## The request
Restate the listing below word for word, omitting any images.

## Begin Available data

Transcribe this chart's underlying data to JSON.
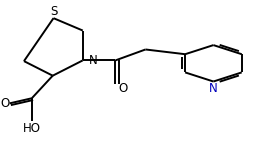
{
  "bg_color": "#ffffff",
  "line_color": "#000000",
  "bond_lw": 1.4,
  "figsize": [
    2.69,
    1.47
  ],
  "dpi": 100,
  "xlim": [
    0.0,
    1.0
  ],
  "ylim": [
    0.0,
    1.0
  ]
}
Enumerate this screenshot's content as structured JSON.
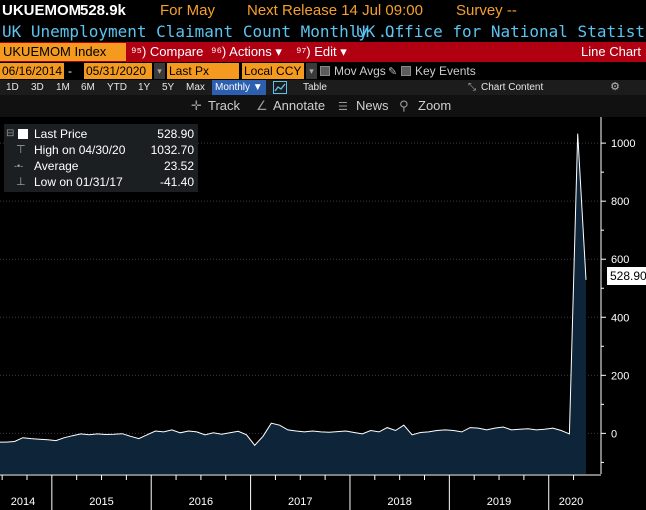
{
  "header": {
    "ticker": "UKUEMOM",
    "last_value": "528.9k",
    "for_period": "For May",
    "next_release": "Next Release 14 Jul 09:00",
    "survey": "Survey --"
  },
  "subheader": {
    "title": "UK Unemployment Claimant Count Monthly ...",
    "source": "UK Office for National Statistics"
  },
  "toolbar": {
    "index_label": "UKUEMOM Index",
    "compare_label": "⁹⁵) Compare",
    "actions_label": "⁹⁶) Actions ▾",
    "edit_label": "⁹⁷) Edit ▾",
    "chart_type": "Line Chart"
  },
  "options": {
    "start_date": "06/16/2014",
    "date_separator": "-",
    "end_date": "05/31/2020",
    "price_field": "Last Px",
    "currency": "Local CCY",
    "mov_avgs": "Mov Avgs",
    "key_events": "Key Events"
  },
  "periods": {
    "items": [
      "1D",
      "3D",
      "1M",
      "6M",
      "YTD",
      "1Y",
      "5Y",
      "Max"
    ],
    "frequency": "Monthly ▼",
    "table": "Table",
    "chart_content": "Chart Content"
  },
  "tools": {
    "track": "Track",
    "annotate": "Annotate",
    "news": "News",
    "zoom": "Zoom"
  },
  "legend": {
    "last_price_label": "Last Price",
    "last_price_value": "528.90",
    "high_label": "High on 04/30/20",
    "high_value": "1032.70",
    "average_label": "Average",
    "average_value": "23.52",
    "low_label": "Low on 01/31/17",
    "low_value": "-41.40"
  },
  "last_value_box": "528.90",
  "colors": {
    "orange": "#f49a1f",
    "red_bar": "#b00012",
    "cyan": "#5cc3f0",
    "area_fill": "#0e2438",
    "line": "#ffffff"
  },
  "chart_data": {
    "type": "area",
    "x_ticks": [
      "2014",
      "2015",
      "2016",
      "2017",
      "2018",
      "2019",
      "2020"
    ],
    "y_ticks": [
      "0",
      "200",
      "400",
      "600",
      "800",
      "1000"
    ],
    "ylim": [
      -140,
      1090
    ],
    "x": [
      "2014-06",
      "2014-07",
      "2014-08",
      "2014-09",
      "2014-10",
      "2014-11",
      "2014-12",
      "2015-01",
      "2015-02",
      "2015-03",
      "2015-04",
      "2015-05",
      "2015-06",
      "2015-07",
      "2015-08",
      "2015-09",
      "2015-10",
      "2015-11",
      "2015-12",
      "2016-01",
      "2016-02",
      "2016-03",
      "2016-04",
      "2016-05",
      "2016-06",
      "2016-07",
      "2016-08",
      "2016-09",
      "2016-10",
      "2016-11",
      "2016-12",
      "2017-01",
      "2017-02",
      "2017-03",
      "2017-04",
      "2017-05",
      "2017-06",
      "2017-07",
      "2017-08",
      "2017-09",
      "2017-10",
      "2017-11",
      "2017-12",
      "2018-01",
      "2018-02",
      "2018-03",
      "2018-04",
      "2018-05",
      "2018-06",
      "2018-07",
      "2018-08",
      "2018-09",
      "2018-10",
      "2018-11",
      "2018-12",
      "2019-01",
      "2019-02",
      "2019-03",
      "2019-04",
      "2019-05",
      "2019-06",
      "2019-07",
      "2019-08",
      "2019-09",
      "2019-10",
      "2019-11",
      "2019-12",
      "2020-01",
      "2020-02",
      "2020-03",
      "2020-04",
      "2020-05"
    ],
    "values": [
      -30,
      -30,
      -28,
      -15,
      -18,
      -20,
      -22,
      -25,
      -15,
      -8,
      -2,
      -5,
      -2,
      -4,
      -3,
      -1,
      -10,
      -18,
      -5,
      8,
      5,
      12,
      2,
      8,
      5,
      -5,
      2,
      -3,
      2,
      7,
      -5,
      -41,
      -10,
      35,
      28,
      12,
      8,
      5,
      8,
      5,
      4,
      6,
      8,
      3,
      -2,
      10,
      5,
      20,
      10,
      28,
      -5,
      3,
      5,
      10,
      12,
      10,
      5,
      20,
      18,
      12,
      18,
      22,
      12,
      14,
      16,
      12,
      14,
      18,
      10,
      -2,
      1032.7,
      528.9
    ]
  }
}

## End Available data

## Exercise answer
Transcribe this chart's underlying data to JSON.
{
  "bg_color": "#ffffff",
  "line_color": "#000000",
  "bond_lw": 1.4,
  "figsize": [
    2.69,
    1.47
  ],
  "dpi": 100,
  "xlim": [
    0.0,
    1.0
  ],
  "ylim": [
    0.0,
    1.0
  ]
}
Enumerate this screenshot's content as structured JSON.
{
  "header": {
    "ticker": "UKUEMOM",
    "last_value": "528.9k",
    "for_period": "For May",
    "next_release": "Next Release 14 Jul 09:00",
    "survey": "Survey --"
  },
  "subheader": {
    "title": "UK Unemployment Claimant Count Monthly ...",
    "source": "UK Office for National Statistics"
  },
  "toolbar": {
    "index_label": "UKUEMOM Index",
    "compare_label": "⁹⁵) Compare",
    "actions_label": "⁹⁶) Actions ▾",
    "edit_label": "⁹⁷) Edit ▾",
    "chart_type": "Line Chart"
  },
  "options": {
    "start_date": "06/16/2014",
    "date_separator": "-",
    "end_date": "05/31/2020",
    "price_field": "Last Px",
    "currency": "Local CCY",
    "mov_avgs": "Mov Avgs",
    "key_events": "Key Events"
  },
  "periods": {
    "items": [
      "1D",
      "3D",
      "1M",
      "6M",
      "YTD",
      "1Y",
      "5Y",
      "Max"
    ],
    "frequency": "Monthly ▼",
    "table": "Table",
    "chart_content": "Chart Content"
  },
  "tools": {
    "track": "Track",
    "annotate": "Annotate",
    "news": "News",
    "zoom": "Zoom"
  },
  "legend": {
    "last_price_label": "Last Price",
    "last_price_value": "528.90",
    "high_label": "High on 04/30/20",
    "high_value": "1032.70",
    "average_label": "Average",
    "average_value": "23.52",
    "low_label": "Low on 01/31/17",
    "low_value": "-41.40"
  },
  "last_value_box": "528.90",
  "colors": {
    "orange": "#f49a1f",
    "red_bar": "#b00012",
    "cyan": "#5cc3f0",
    "area_fill": "#0e2438",
    "line": "#ffffff"
  },
  "chart_data": {
    "type": "area",
    "x_ticks": [
      "2014",
      "2015",
      "2016",
      "2017",
      "2018",
      "2019",
      "2020"
    ],
    "y_ticks": [
      "0",
      "200",
      "400",
      "600",
      "800",
      "1000"
    ],
    "ylim": [
      -140,
      1090
    ],
    "x": [
      "2014-06",
      "2014-07",
      "2014-08",
      "2014-09",
      "2014-10",
      "2014-11",
      "2014-12",
      "2015-01",
      "2015-02",
      "2015-03",
      "2015-04",
      "2015-05",
      "2015-06",
      "2015-07",
      "2015-08",
      "2015-09",
      "2015-10",
      "2015-11",
      "2015-12",
      "2016-01",
      "2016-02",
      "2016-03",
      "2016-04",
      "2016-05",
      "2016-06",
      "2016-07",
      "2016-08",
      "2016-09",
      "2016-10",
      "2016-11",
      "2016-12",
      "2017-01",
      "2017-02",
      "2017-03",
      "2017-04",
      "2017-05",
      "2017-06",
      "2017-07",
      "2017-08",
      "2017-09",
      "2017-10",
      "2017-11",
      "2017-12",
      "2018-01",
      "2018-02",
      "2018-03",
      "2018-04",
      "2018-05",
      "2018-06",
      "2018-07",
      "2018-08",
      "2018-09",
      "2018-10",
      "2018-11",
      "2018-12",
      "2019-01",
      "2019-02",
      "2019-03",
      "2019-04",
      "2019-05",
      "2019-06",
      "2019-07",
      "2019-08",
      "2019-09",
      "2019-10",
      "2019-11",
      "2019-12",
      "2020-01",
      "2020-02",
      "2020-03",
      "2020-04",
      "2020-05"
    ],
    "values": [
      -30,
      -30,
      -28,
      -15,
      -18,
      -20,
      -22,
      -25,
      -15,
      -8,
      -2,
      -5,
      -2,
      -4,
      -3,
      -1,
      -10,
      -18,
      -5,
      8,
      5,
      12,
      2,
      8,
      5,
      -5,
      2,
      -3,
      2,
      7,
      -5,
      -41,
      -10,
      35,
      28,
      12,
      8,
      5,
      8,
      5,
      4,
      6,
      8,
      3,
      -2,
      10,
      5,
      20,
      10,
      28,
      -5,
      3,
      5,
      10,
      12,
      10,
      5,
      20,
      18,
      12,
      18,
      22,
      12,
      14,
      16,
      12,
      14,
      18,
      10,
      -2,
      1032.7,
      528.9
    ]
  }
}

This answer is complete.